- [Job]
Write out the whole listing exactly as it stands.

(Dataset excerpt)
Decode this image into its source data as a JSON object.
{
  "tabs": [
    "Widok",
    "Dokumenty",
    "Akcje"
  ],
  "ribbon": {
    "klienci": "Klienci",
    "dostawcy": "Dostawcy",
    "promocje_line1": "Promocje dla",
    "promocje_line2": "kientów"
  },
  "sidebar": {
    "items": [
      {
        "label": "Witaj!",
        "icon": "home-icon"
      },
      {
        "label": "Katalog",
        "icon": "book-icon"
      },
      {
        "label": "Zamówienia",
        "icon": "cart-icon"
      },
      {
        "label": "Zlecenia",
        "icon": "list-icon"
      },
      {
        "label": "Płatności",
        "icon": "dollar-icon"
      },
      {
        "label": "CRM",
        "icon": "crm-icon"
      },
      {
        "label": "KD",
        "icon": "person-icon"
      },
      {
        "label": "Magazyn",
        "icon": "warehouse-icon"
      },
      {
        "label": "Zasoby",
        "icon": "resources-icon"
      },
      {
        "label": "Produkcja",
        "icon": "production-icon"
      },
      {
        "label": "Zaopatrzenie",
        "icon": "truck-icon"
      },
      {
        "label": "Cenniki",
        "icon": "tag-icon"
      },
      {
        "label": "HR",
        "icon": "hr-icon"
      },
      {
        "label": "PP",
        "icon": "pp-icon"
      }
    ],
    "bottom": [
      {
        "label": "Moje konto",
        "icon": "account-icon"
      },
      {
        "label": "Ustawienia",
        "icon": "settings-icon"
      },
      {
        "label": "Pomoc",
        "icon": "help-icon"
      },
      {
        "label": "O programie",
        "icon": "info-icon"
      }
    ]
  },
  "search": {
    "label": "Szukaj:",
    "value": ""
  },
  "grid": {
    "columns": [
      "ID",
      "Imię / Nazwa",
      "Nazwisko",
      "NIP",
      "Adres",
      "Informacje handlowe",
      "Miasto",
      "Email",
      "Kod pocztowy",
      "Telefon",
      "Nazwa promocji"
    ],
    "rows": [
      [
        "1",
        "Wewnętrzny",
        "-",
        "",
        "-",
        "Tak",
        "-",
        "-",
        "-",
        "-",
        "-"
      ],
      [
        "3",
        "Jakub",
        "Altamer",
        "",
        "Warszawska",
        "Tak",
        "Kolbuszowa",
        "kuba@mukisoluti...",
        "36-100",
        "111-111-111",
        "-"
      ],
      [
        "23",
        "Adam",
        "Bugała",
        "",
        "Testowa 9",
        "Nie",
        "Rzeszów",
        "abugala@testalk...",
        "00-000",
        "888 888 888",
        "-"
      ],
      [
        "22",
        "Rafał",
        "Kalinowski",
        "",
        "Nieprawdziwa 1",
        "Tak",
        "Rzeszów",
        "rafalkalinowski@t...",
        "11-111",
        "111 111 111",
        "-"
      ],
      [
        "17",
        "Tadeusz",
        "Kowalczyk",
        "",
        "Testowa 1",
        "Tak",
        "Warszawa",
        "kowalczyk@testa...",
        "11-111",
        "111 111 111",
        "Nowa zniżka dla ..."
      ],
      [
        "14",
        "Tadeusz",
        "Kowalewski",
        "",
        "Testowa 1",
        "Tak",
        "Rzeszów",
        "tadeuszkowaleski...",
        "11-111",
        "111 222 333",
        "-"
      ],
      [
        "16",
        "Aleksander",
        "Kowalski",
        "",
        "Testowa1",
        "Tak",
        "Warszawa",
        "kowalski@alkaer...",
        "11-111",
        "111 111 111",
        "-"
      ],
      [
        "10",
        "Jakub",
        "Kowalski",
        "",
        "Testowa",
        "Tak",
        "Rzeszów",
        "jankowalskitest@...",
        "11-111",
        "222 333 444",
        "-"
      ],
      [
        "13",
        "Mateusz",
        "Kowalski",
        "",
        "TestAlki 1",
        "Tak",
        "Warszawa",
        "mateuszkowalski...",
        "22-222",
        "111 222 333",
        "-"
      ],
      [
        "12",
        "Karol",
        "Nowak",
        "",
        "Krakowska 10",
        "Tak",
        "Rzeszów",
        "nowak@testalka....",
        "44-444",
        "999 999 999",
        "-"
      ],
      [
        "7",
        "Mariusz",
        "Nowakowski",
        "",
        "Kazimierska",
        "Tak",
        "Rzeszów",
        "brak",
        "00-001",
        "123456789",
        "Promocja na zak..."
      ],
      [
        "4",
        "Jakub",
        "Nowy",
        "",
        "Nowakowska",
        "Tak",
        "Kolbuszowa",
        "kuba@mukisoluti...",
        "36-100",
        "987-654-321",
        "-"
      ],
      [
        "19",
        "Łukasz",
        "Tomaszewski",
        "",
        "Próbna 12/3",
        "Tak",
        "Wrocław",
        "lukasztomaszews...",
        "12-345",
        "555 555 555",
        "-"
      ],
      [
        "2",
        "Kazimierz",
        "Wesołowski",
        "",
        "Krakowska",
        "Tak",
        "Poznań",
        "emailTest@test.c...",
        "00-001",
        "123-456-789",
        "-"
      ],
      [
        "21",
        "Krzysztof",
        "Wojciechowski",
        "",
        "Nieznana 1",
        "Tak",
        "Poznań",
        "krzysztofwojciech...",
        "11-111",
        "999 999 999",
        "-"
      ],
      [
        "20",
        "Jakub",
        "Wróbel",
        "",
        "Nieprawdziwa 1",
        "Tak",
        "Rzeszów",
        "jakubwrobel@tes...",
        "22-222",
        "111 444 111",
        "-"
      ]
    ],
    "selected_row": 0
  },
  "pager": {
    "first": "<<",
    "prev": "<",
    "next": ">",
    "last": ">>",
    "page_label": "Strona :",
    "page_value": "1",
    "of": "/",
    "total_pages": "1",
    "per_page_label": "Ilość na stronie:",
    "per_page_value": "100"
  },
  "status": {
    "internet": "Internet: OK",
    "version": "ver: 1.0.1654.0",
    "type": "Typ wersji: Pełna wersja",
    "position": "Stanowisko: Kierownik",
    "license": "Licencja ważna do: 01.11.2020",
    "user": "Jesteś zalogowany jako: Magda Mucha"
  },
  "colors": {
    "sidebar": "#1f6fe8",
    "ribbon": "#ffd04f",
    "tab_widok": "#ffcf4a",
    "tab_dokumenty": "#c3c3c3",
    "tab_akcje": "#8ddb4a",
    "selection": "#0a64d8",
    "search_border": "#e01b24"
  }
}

- [Finished answer]
Decode this image into its source data as a JSON object.
{
  "tabs": [
    "Widok",
    "Dokumenty",
    "Akcje"
  ],
  "ribbon": {
    "klienci": "Klienci",
    "dostawcy": "Dostawcy",
    "promocje_line1": "Promocje dla",
    "promocje_line2": "kientów"
  },
  "sidebar": {
    "items": [
      {
        "label": "Witaj!",
        "icon": "home-icon"
      },
      {
        "label": "Katalog",
        "icon": "book-icon"
      },
      {
        "label": "Zamówienia",
        "icon": "cart-icon"
      },
      {
        "label": "Zlecenia",
        "icon": "list-icon"
      },
      {
        "label": "Płatności",
        "icon": "dollar-icon"
      },
      {
        "label": "CRM",
        "icon": "crm-icon"
      },
      {
        "label": "KD",
        "icon": "person-icon"
      },
      {
        "label": "Magazyn",
        "icon": "warehouse-icon"
      },
      {
        "label": "Zasoby",
        "icon": "resources-icon"
      },
      {
        "label": "Produkcja",
        "icon": "production-icon"
      },
      {
        "label": "Zaopatrzenie",
        "icon": "truck-icon"
      },
      {
        "label": "Cenniki",
        "icon": "tag-icon"
      },
      {
        "label": "HR",
        "icon": "hr-icon"
      },
      {
        "label": "PP",
        "icon": "pp-icon"
      }
    ],
    "bottom": [
      {
        "label": "Moje konto",
        "icon": "account-icon"
      },
      {
        "label": "Ustawienia",
        "icon": "settings-icon"
      },
      {
        "label": "Pomoc",
        "icon": "help-icon"
      },
      {
        "label": "O programie",
        "icon": "info-icon"
      }
    ]
  },
  "search": {
    "label": "Szukaj:",
    "value": ""
  },
  "grid": {
    "columns": [
      "ID",
      "Imię / Nazwa",
      "Nazwisko",
      "NIP",
      "Adres",
      "Informacje handlowe",
      "Miasto",
      "Email",
      "Kod pocztowy",
      "Telefon",
      "Nazwa promocji"
    ],
    "rows": [
      [
        "1",
        "Wewnętrzny",
        "-",
        "",
        "-",
        "Tak",
        "-",
        "-",
        "-",
        "-",
        "-"
      ],
      [
        "3",
        "Jakub",
        "Altamer",
        "",
        "Warszawska",
        "Tak",
        "Kolbuszowa",
        "kuba@mukisoluti...",
        "36-100",
        "111-111-111",
        "-"
      ],
      [
        "23",
        "Adam",
        "Bugała",
        "",
        "Testowa 9",
        "Nie",
        "Rzeszów",
        "abugala@testalk...",
        "00-000",
        "888 888 888",
        "-"
      ],
      [
        "22",
        "Rafał",
        "Kalinowski",
        "",
        "Nieprawdziwa 1",
        "Tak",
        "Rzeszów",
        "rafalkalinowski@t...",
        "11-111",
        "111 111 111",
        "-"
      ],
      [
        "17",
        "Tadeusz",
        "Kowalczyk",
        "",
        "Testowa 1",
        "Tak",
        "Warszawa",
        "kowalczyk@testa...",
        "11-111",
        "111 111 111",
        "Nowa zniżka dla ..."
      ],
      [
        "14",
        "Tadeusz",
        "Kowalewski",
        "",
        "Testowa 1",
        "Tak",
        "Rzeszów",
        "tadeuszkowaleski...",
        "11-111",
        "111 222 333",
        "-"
      ],
      [
        "16",
        "Aleksander",
        "Kowalski",
        "",
        "Testowa1",
        "Tak",
        "Warszawa",
        "kowalski@alkaer...",
        "11-111",
        "111 111 111",
        "-"
      ],
      [
        "10",
        "Jakub",
        "Kowalski",
        "",
        "Testowa",
        "Tak",
        "Rzeszów",
        "jankowalskitest@...",
        "11-111",
        "222 333 444",
        "-"
      ],
      [
        "13",
        "Mateusz",
        "Kowalski",
        "",
        "TestAlki 1",
        "Tak",
        "Warszawa",
        "mateuszkowalski...",
        "22-222",
        "111 222 333",
        "-"
      ],
      [
        "12",
        "Karol",
        "Nowak",
        "",
        "Krakowska 10",
        "Tak",
        "Rzeszów",
        "nowak@testalka....",
        "44-444",
        "999 999 999",
        "-"
      ],
      [
        "7",
        "Mariusz",
        "Nowakowski",
        "",
        "Kazimierska",
        "Tak",
        "Rzeszów",
        "brak",
        "00-001",
        "123456789",
        "Promocja na zak..."
      ],
      [
        "4",
        "Jakub",
        "Nowy",
        "",
        "Nowakowska",
        "Tak",
        "Kolbuszowa",
        "kuba@mukisoluti...",
        "36-100",
        "987-654-321",
        "-"
      ],
      [
        "19",
        "Łukasz",
        "Tomaszewski",
        "",
        "Próbna 12/3",
        "Tak",
        "Wrocław",
        "lukasztomaszews...",
        "12-345",
        "555 555 555",
        "-"
      ],
      [
        "2",
        "Kazimierz",
        "Wesołowski",
        "",
        "Krakowska",
        "Tak",
        "Poznań",
        "emailTest@test.c...",
        "00-001",
        "123-456-789",
        "-"
      ],
      [
        "21",
        "Krzysztof",
        "Wojciechowski",
        "",
        "Nieznana 1",
        "Tak",
        "Poznań",
        "krzysztofwojciech...",
        "11-111",
        "999 999 999",
        "-"
      ],
      [
        "20",
        "Jakub",
        "Wróbel",
        "",
        "Nieprawdziwa 1",
        "Tak",
        "Rzeszów",
        "jakubwrobel@tes...",
        "22-222",
        "111 444 111",
        "-"
      ]
    ],
    "selected_row": 0
  },
  "pager": {
    "first": "<<",
    "prev": "<",
    "next": ">",
    "last": ">>",
    "page_label": "Strona :",
    "page_value": "1",
    "of": "/",
    "total_pages": "1",
    "per_page_label": "Ilość na stronie:",
    "per_page_value": "100"
  },
  "status": {
    "internet": "Internet: OK",
    "version": "ver: 1.0.1654.0",
    "type": "Typ wersji: Pełna wersja",
    "position": "Stanowisko: Kierownik",
    "license": "Licencja ważna do: 01.11.2020",
    "user": "Jesteś zalogowany jako: Magda Mucha"
  },
  "colors": {
    "sidebar": "#1f6fe8",
    "ribbon": "#ffd04f",
    "tab_widok": "#ffcf4a",
    "tab_dokumenty": "#c3c3c3",
    "tab_akcje": "#8ddb4a",
    "selection": "#0a64d8",
    "search_border": "#e01b24"
  }
}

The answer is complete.